_READING PASSAGE:_
-- start --

Fortunately, the Allies had advantages in intelligence and security that may be unique. Unknown to the Germans, the British-led by Cambridge University mathematicians-were decrypting some German ciphers encrypted with the Enigma machine considered unbreakable by the Germans. This was the Ultra Secret, and the information obtained was called Ultra. British cryptographers broke the Abwehr cipher in December 1941 and read it to the end of the war. This provided an irreplaceable running check on how German intelligence was reacting to the deception-generated misinformation, Allied developments of which they were or were not aware, their worries, intentions, and beliefs. With Ultra, the Allies could overhear the Abwehr talking to itself.

A second intelligence advantage came from the Americans who had broken the Japanese diplomatic cipher before the war and eavesdropped on their radio messages throughout the war. Messages from Baron Oshima, the Japanese ambassador to Berlin, to his foreign ministry in Tokyo were particularly useful. When Thomas E. Dewey, the Republican challenger to President Roosevelt in 1944, seemed prepared to make a campaign issue of Allies' codebreaking advantage as it related to the Pearl Harbor disaster, General George C. Marshall, the head of the U.S. Army, sent him a secret letter saying that, "...our main basis of information regarding Hitler's intentions in Europe is obtained from Baron Oshima's messages from Berlin reporting his interviews with Hitler and other [German] officials to the Japanese government. These are still in the codes involved in the Pearl Harbor events." Oshima spoke frequently with Hitler or other top Nazis and inspected their defenses. He obliged the Allies by transmitting lengthy summaries that were sometimes read in Washington before they were read in Tokyo. In October 1943, for instance, after touring German defenses on the French coast, Oshima messaged home a description of what he had seen and heard, inadvertently giving the Allies their first overview of German preparations for the invasion.

If the Allies' intelligence was excellent, their security was superb. Wartime Britain was an island fortress under siege. The internal security agency, M.I.5, roughly analogous to the FBI, controlled the flow of information into and out of the country. Except for an occasional quick low-level flight across the Channel, German penetration of British air space after 1941 was mostly at the pleasure of the RAF, and the citizenry was vigilant about reporting suspicious behavior that suggested espionage. As for German agents, Ultra's ability to listen in on the Abwehr enabled M.I.5 to know when and where spies would be inserted into the country and to arrest them when they arrived, usually near their point of landing by parachute or submarine. With this extraordinary security, M.I.5 apprehended and controlled all German espionage agents in Britain.

-- end --

_PROVIDED MATERIAL:_
-- start --

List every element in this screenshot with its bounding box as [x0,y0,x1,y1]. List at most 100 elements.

-- end --
-- start --

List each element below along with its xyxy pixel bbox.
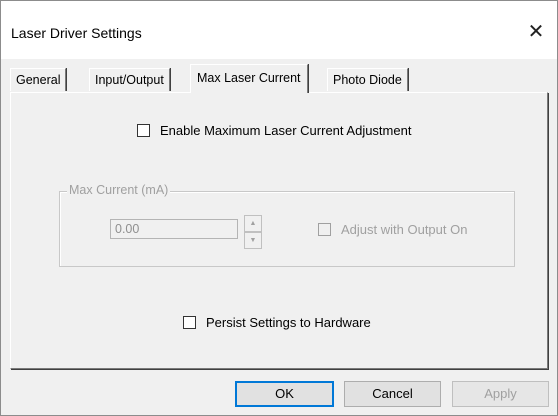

-- end --

_GIVEN PROBLEM 1:_
Please retype the stretch of the passage on Allied wartime intelligence from "Fortunately, the Allies" through "talking to itself.".
_GIVEN PROBLEM 2:_
According to the passage on Allied wartime intelligence, when did British cryptographers break the Abwehr cipher?
The two blocks of lines have no role in this exercise.

_EXERCISE RESULT 1:_
Fortunately, the Allies had advantages in intelligence and security that may be unique. Unknown to the Germans, the British-led by Cambridge University mathematicians-were decrypting some German ciphers encrypted with the Enigma machine considered unbreakable by the Germans. This was the Ultra Secret, and the information obtained was called Ultra. British cryptographers broke the Abwehr cipher in December 1941 and read it to the end of the war. This provided an irreplaceable running check on how German intelligence was reacting to the deception-generated misinformation, Allied developments of which they were or were not aware, their worries, intentions, and beliefs. With Ultra, the Allies could overhear the Abwehr talking to itself.

_EXERCISE RESULT 2:_
In December 1941.